▸ **Stated problem**: Find every line containing the word "Conf" and report the count, nothing more.

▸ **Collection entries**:

---

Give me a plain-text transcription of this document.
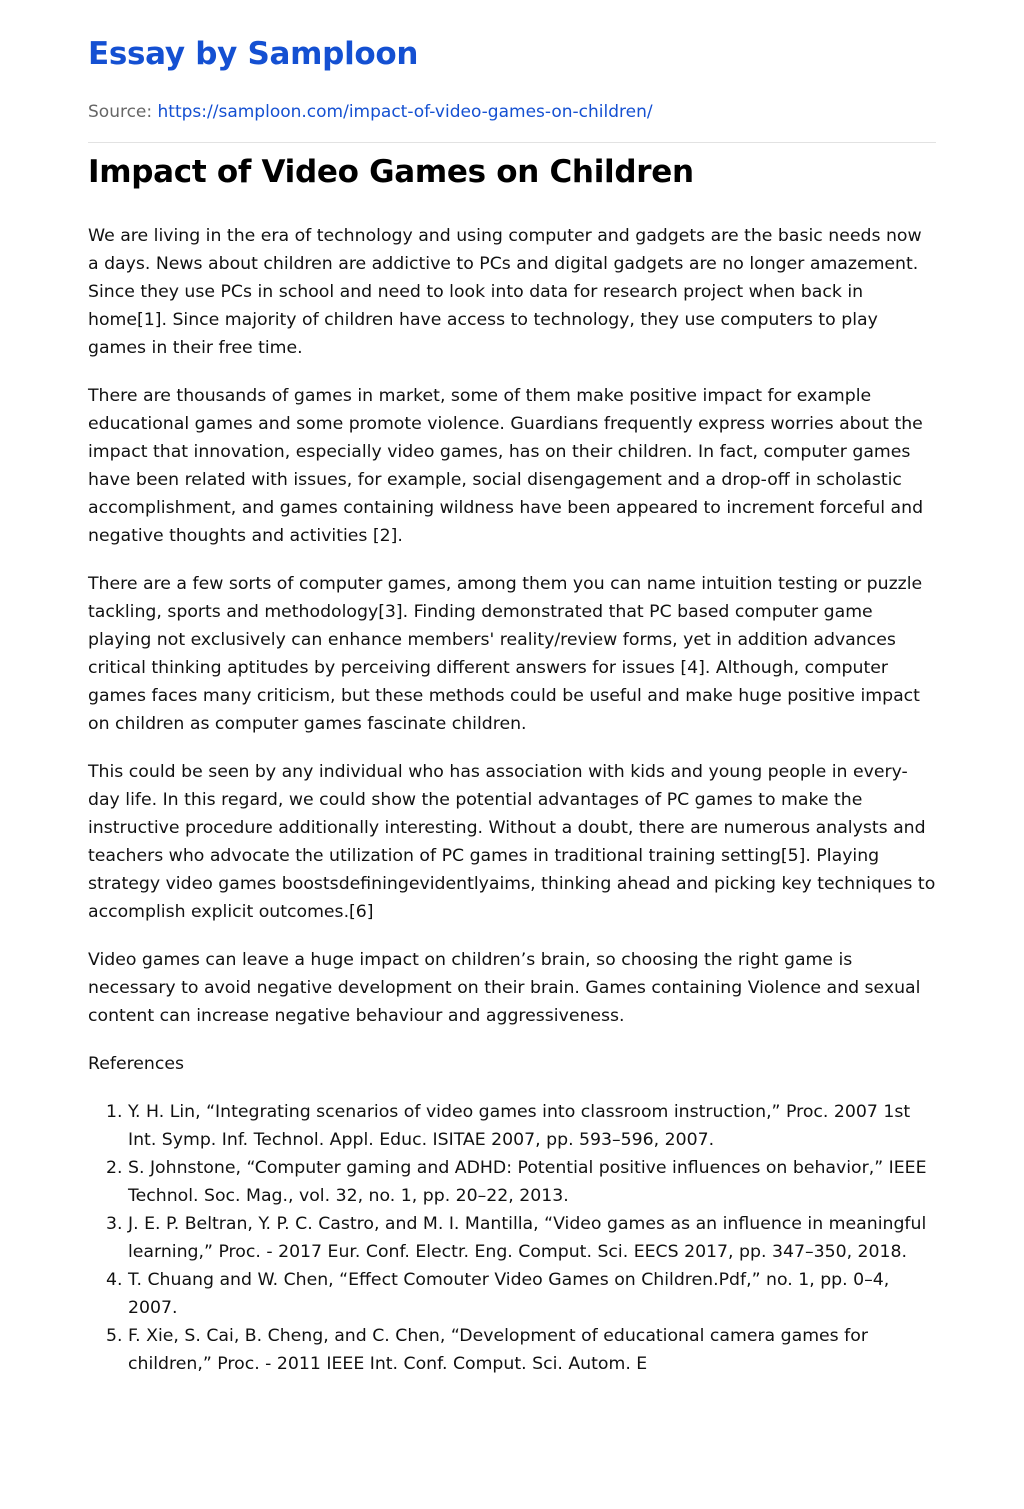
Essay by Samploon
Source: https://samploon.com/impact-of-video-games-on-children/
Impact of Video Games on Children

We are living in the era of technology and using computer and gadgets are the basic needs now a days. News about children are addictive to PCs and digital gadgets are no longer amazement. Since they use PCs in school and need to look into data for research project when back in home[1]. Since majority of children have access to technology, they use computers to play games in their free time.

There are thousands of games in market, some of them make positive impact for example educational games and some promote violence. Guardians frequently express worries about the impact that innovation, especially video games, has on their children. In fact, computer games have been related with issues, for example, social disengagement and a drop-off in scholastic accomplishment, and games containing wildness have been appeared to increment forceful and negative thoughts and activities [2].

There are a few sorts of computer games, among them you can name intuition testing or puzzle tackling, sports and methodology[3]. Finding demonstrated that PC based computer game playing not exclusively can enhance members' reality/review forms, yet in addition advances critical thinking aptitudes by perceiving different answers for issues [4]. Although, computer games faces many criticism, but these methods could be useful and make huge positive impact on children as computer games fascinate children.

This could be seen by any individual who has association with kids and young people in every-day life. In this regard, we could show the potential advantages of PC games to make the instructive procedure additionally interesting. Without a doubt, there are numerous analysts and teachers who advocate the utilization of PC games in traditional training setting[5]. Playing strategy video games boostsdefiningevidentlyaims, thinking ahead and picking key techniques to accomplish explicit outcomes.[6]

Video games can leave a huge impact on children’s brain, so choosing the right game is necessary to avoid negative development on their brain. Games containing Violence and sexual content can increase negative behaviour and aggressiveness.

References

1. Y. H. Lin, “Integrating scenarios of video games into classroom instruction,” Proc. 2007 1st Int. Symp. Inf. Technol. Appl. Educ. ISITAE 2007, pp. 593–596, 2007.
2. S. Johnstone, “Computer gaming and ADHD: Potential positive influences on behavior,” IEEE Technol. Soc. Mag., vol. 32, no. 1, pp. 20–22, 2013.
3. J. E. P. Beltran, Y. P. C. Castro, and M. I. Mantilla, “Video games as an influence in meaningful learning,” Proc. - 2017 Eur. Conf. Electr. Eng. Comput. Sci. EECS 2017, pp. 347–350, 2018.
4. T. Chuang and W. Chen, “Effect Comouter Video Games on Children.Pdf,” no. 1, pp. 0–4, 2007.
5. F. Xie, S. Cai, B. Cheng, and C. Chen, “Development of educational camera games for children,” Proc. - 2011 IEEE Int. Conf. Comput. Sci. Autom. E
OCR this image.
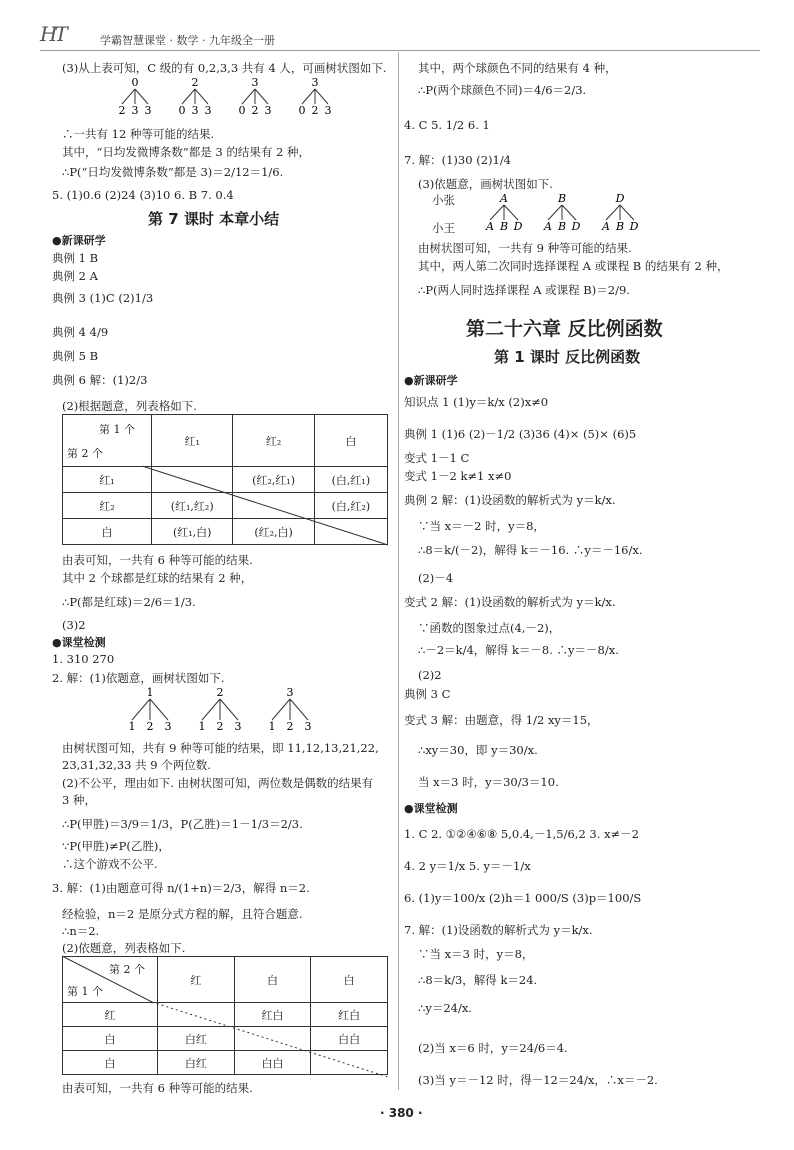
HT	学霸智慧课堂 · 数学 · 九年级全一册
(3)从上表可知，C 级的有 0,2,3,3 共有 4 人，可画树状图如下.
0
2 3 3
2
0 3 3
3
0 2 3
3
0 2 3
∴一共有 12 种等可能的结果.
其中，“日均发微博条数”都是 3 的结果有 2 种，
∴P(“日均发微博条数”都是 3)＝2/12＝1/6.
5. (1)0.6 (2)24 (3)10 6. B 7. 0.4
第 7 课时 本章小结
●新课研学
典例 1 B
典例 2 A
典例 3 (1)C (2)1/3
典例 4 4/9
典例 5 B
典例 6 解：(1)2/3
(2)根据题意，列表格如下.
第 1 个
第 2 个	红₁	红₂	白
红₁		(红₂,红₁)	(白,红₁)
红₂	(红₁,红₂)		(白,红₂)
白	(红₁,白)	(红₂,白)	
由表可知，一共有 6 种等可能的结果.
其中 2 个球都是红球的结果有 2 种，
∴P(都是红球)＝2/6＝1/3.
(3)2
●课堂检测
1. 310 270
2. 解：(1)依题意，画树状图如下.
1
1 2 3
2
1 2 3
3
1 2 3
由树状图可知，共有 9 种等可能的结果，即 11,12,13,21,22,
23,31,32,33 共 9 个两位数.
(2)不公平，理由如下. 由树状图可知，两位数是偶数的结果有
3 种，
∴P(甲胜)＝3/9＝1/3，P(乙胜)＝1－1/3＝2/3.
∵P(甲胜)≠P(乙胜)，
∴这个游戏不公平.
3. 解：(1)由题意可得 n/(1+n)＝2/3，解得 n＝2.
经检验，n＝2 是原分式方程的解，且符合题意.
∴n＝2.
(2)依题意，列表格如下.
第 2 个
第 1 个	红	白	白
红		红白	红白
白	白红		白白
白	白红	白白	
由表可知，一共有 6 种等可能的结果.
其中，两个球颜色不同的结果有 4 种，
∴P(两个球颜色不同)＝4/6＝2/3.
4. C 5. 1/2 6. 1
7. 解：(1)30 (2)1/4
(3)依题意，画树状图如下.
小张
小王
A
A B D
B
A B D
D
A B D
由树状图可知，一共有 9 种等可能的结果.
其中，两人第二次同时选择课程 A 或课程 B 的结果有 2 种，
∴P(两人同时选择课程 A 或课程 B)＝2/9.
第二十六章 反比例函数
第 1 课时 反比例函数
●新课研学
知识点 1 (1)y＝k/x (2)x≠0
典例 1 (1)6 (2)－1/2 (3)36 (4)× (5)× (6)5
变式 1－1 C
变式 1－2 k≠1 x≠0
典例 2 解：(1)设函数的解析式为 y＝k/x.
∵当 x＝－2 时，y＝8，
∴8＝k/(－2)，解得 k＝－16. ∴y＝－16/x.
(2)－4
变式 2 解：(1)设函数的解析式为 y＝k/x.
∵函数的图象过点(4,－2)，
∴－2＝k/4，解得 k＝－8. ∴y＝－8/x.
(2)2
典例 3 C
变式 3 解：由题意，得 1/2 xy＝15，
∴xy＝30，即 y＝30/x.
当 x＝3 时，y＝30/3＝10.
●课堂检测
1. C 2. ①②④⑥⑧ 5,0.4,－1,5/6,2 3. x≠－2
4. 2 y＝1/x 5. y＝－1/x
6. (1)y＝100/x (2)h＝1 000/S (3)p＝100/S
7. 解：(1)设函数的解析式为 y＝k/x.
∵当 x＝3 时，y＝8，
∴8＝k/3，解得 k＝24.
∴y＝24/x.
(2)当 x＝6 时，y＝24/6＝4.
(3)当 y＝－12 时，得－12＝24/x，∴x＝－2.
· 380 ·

---

▸ **Correct answer**: 2